## PROBLEM
Check every line below for the word "platepar" and copy the ones that have it.
============
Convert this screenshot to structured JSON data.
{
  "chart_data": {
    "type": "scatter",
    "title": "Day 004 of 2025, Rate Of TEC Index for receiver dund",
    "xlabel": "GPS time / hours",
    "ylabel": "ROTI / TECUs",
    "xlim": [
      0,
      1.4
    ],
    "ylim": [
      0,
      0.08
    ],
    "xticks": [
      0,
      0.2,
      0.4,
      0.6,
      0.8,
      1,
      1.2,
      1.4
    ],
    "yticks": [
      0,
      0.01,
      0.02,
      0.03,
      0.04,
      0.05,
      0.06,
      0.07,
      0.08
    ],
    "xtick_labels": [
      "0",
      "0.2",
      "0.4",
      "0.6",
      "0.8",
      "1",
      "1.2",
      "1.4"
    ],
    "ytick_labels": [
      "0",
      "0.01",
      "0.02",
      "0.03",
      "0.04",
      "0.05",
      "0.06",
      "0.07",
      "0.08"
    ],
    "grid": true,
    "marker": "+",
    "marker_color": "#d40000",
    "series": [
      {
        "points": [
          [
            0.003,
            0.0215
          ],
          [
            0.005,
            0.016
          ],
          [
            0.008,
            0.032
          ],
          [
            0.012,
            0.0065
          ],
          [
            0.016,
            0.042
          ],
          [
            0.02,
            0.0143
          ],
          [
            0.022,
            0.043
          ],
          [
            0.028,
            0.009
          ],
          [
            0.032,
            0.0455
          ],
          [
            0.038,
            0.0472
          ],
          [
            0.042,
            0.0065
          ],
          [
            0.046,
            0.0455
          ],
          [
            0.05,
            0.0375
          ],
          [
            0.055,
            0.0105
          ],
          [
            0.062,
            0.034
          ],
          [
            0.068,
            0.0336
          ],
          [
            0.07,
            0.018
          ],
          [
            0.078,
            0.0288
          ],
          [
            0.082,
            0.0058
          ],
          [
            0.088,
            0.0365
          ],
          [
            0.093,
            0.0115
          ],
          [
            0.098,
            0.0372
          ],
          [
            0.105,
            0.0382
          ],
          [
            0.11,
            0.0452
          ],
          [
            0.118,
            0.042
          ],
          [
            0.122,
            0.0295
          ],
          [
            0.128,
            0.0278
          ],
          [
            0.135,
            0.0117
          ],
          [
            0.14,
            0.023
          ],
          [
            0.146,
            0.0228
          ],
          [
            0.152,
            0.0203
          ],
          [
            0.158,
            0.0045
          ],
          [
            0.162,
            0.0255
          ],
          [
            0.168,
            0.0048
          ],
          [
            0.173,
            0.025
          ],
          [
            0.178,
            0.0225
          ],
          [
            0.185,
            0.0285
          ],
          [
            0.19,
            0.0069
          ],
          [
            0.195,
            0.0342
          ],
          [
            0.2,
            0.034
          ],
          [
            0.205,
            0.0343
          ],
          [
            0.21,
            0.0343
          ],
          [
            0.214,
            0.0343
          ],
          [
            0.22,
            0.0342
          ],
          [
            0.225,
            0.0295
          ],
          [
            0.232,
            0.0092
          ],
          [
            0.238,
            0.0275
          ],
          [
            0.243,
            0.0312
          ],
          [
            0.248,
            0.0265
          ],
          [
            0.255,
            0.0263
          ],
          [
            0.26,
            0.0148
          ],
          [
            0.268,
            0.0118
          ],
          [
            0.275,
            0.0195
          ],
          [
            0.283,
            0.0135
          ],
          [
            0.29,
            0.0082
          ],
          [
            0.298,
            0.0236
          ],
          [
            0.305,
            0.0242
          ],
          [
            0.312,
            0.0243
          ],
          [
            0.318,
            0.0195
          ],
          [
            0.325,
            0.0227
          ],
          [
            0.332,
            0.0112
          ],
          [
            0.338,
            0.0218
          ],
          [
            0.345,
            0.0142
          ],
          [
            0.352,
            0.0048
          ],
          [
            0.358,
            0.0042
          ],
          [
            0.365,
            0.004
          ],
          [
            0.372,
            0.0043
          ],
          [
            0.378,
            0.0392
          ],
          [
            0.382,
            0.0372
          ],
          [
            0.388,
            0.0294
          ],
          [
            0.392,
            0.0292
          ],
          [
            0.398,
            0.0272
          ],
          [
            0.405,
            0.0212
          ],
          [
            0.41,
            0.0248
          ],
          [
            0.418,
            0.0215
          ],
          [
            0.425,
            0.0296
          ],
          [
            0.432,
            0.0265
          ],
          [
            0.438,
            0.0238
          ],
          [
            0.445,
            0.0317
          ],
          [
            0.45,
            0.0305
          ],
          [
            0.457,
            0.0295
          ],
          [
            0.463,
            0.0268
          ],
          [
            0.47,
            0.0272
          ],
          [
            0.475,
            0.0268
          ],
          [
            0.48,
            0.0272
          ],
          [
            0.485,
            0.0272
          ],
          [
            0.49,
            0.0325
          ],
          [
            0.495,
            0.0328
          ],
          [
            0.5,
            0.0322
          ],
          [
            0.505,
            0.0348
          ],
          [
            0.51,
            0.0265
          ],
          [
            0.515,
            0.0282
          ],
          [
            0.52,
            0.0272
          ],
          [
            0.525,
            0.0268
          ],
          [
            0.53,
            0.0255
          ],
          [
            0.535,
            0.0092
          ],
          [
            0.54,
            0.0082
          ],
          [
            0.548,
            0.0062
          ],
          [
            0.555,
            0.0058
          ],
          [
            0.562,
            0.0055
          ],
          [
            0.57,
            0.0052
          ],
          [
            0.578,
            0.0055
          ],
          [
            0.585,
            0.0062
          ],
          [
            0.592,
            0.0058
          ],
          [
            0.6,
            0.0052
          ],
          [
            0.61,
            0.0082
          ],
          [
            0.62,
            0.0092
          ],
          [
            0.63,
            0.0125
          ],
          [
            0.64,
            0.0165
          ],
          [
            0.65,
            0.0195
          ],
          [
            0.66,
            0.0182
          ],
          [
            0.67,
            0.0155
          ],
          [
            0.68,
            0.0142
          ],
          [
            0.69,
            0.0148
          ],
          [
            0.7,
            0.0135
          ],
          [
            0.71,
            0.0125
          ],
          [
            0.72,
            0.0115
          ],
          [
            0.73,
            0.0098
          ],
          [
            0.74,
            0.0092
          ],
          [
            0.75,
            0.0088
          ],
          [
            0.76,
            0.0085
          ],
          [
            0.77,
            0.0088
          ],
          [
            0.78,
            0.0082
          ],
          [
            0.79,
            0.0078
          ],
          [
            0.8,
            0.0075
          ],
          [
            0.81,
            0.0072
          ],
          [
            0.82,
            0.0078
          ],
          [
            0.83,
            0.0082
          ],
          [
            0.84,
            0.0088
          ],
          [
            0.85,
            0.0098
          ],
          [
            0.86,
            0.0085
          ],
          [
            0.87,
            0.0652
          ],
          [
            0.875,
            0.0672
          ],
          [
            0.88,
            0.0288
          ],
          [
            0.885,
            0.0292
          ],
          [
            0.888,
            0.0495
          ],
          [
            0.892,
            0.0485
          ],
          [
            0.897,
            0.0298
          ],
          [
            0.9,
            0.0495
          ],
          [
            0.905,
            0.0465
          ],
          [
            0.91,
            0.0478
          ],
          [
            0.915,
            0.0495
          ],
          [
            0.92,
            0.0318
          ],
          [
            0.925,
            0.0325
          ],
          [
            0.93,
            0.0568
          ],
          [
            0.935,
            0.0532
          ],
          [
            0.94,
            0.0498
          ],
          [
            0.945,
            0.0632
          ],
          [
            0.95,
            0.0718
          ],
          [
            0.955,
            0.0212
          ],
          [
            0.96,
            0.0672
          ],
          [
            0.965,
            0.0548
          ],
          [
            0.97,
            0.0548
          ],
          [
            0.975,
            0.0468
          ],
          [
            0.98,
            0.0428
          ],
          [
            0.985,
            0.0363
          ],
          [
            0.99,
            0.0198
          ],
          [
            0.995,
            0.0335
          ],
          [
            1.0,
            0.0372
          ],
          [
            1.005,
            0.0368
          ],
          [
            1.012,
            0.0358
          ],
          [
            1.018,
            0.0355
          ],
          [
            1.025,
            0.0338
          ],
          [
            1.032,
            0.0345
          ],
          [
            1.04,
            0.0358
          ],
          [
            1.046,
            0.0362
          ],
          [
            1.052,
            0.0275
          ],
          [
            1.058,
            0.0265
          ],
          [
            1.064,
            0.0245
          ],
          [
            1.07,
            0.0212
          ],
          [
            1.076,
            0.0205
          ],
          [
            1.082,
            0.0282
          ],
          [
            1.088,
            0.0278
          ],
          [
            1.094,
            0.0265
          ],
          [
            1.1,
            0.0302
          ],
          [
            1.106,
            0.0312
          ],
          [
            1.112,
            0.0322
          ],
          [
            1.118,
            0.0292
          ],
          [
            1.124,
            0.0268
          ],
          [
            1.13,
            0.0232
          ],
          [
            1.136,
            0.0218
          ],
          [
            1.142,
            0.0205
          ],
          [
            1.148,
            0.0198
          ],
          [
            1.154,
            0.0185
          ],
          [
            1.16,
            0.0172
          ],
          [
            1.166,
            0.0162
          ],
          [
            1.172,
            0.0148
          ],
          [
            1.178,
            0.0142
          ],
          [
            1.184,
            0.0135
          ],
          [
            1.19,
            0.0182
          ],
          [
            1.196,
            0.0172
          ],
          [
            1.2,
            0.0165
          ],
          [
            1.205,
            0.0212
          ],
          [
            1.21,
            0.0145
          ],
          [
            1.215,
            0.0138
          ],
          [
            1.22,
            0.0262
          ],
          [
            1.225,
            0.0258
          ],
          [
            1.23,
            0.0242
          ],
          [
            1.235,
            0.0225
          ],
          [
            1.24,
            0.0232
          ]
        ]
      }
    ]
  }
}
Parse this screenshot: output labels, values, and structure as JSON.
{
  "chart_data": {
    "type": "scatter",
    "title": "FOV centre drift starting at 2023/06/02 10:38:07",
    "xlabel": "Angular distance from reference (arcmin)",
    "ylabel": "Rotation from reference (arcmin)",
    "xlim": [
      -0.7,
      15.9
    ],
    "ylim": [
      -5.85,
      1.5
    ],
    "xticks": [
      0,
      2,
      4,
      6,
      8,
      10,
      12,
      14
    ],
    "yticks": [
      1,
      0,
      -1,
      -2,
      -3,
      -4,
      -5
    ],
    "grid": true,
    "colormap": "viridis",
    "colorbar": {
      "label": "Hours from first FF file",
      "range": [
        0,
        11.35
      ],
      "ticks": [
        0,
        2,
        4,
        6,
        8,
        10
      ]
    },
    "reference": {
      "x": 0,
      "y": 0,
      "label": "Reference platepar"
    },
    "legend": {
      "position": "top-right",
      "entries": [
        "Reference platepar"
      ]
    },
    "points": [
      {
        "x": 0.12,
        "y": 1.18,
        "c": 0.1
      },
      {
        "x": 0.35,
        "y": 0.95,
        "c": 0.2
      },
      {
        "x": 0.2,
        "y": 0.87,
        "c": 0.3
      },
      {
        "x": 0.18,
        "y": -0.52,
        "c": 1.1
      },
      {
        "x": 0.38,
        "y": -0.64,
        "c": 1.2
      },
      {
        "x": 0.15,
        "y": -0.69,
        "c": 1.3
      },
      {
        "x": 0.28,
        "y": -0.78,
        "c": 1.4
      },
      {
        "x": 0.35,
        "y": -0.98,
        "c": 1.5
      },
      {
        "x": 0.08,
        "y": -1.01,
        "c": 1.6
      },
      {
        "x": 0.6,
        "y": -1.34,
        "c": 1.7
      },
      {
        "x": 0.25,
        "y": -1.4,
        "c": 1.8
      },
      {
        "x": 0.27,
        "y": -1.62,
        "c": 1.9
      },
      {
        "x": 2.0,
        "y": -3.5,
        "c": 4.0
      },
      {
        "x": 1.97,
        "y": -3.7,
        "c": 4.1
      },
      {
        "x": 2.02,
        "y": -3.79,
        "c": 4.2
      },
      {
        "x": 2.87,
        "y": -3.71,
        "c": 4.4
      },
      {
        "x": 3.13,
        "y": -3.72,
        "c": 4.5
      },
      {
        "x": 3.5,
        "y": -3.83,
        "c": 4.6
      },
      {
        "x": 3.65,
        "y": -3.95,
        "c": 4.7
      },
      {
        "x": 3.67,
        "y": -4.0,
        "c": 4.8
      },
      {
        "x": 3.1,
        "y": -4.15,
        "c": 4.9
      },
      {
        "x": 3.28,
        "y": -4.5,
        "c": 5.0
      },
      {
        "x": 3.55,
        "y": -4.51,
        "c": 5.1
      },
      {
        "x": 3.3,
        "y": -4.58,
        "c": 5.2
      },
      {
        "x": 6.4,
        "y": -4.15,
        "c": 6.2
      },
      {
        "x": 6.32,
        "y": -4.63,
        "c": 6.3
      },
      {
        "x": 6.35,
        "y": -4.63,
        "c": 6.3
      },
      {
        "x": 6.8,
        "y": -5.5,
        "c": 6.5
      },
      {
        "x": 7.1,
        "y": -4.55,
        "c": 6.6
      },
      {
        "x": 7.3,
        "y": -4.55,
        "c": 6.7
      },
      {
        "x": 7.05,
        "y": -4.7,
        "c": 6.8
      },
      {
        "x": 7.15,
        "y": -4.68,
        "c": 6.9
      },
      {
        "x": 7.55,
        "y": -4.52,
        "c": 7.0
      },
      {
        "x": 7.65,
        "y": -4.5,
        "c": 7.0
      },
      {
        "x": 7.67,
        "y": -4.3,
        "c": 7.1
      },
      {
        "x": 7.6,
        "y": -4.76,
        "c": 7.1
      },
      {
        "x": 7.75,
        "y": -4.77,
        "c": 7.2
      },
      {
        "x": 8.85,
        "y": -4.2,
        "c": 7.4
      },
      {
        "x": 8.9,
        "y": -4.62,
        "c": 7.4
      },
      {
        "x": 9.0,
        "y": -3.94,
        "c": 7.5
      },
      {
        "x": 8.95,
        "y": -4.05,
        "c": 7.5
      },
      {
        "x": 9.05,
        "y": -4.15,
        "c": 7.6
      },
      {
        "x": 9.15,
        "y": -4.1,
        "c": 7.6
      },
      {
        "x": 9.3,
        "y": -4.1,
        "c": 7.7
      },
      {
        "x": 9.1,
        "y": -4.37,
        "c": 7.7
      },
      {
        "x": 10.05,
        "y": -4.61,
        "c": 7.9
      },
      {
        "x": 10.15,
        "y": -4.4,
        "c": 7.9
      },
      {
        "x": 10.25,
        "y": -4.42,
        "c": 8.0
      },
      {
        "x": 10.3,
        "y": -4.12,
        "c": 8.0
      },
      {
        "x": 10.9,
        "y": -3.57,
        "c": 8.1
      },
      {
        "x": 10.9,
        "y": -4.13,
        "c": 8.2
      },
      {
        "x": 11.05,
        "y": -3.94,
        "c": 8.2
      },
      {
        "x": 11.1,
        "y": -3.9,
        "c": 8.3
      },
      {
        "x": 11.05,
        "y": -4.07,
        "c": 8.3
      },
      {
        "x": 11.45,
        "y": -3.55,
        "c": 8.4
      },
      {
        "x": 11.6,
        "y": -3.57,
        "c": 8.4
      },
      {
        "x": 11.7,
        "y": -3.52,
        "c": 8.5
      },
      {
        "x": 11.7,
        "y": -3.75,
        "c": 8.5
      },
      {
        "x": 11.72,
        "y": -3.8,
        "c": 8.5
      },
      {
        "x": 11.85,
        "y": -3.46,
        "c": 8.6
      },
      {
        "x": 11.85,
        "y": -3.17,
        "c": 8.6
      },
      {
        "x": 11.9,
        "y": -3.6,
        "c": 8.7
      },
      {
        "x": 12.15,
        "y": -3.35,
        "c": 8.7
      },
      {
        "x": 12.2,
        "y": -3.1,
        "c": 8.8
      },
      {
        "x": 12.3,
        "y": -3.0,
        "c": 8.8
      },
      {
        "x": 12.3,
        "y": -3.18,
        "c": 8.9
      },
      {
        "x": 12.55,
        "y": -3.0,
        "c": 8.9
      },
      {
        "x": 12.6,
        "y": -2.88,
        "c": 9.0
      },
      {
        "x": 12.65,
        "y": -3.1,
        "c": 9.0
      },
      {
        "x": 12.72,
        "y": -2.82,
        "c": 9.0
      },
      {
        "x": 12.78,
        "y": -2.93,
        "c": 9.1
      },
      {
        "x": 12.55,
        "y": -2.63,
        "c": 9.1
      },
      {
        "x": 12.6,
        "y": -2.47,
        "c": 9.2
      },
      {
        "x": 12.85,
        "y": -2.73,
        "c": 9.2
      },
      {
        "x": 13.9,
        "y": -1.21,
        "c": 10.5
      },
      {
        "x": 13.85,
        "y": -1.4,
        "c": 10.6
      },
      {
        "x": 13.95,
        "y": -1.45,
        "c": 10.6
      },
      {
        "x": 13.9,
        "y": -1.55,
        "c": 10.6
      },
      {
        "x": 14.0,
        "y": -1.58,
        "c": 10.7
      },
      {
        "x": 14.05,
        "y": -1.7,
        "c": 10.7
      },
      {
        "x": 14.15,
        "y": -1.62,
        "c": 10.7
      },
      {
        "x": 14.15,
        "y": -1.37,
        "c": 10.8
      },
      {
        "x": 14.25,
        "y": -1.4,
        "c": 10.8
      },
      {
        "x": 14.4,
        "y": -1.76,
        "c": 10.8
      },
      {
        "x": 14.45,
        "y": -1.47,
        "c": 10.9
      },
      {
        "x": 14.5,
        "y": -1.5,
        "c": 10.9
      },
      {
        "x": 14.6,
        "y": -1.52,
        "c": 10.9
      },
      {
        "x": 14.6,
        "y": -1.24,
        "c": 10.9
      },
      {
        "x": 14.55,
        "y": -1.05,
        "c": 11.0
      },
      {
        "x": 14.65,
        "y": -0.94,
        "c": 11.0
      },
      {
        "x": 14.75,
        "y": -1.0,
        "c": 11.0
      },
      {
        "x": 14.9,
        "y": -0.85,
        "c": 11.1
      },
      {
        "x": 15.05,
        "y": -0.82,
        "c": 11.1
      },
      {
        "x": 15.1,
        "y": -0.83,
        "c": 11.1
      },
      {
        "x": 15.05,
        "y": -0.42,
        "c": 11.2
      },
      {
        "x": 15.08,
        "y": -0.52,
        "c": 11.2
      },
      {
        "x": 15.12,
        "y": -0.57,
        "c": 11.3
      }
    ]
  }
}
============
## EXERCISE ANSWER
      "label": "Reference platepar"
        "Reference platepar"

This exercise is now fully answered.